• **WORK TO DO**
Reproduce each line of the items below verbatim, with no alterations.

• **RECORDS SUPPLIED**
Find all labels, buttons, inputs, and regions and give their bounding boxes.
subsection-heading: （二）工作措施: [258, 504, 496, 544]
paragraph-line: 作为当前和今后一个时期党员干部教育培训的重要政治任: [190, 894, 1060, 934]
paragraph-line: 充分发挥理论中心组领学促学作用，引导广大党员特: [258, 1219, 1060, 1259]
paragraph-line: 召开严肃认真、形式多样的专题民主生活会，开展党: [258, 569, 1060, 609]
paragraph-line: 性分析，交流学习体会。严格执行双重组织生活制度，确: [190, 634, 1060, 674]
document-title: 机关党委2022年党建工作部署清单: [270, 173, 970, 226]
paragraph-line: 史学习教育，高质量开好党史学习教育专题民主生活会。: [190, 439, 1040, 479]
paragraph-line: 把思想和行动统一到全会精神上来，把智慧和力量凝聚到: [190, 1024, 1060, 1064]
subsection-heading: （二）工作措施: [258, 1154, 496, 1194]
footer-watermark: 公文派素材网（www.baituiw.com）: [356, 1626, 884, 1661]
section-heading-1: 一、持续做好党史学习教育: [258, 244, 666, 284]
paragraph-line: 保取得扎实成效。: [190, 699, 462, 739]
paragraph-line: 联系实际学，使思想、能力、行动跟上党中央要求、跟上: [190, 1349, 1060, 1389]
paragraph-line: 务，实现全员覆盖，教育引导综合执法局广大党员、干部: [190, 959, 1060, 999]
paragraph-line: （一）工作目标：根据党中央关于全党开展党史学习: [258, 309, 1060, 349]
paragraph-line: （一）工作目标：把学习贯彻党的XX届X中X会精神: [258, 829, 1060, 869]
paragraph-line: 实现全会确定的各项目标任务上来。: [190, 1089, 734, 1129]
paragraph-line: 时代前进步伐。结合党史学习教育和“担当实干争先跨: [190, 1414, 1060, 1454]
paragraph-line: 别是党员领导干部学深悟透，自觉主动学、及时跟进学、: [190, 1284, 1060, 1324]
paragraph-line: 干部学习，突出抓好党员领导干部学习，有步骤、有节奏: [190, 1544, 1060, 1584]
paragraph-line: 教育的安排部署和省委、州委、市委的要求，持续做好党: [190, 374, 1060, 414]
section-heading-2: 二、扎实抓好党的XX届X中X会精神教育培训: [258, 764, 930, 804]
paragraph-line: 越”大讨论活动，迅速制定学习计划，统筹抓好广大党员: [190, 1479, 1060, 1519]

• **EXERCISE RESULT**
Find all labels, buttons, inputs, and regions and give their bounding boxes.
subsection-heading: （二）工作措施: [258, 504, 496, 544]
paragraph-line: 作为当前和今后一个时期党员干部教育培训的重要政治任: [190, 894, 1060, 934]
paragraph-line: 充分发挥理论中心组领学促学作用，引导广大党员特: [258, 1219, 1060, 1259]
paragraph-line: 召开严肃认真、形式多样的专题民主生活会，开展党: [258, 569, 1060, 609]
paragraph-line: 性分析，交流学习体会。严格执行双重组织生活制度，确: [190, 634, 1060, 674]
document-title: 机关党委2022年党建工作部署清单: [270, 173, 970, 226]
paragraph-line: 史学习教育，高质量开好党史学习教育专题民主生活会。: [190, 439, 1040, 479]
paragraph-line: 把思想和行动统一到全会精神上来，把智慧和力量凝聚到: [190, 1024, 1060, 1064]
subsection-heading: （二）工作措施: [258, 1154, 496, 1194]
footer-watermark: 公文派素材网（www.baituiw.com）: [356, 1626, 884, 1661]
section-heading-1: 一、持续做好党史学习教育: [258, 244, 666, 284]
paragraph-line: 保取得扎实成效。: [190, 699, 462, 739]
paragraph-line: 联系实际学，使思想、能力、行动跟上党中央要求、跟上: [190, 1349, 1060, 1389]
paragraph-line: 务，实现全员覆盖，教育引导综合执法局广大党员、干部: [190, 959, 1060, 999]
paragraph-line: （一）工作目标：根据党中央关于全党开展党史学习: [258, 309, 1060, 349]
paragraph-line: （一）工作目标：把学习贯彻党的XX届X中X会精神: [258, 829, 1060, 869]
paragraph-line: 实现全会确定的各项目标任务上来。: [190, 1089, 734, 1129]
paragraph-line: 时代前进步伐。结合党史学习教育和“担当实干争先跨: [190, 1414, 1060, 1454]
paragraph-line: 别是党员领导干部学深悟透，自觉主动学、及时跟进学、: [190, 1284, 1060, 1324]
paragraph-line: 干部学习，突出抓好党员领导干部学习，有步骤、有节奏: [190, 1544, 1060, 1584]
paragraph-line: 教育的安排部署和省委、州委、市委的要求，持续做好党: [190, 374, 1060, 414]
section-heading-2: 二、扎实抓好党的XX届X中X会精神教育培训: [258, 764, 930, 804]
paragraph-line: 越”大讨论活动，迅速制定学习计划，统筹抓好广大党员: [190, 1479, 1060, 1519]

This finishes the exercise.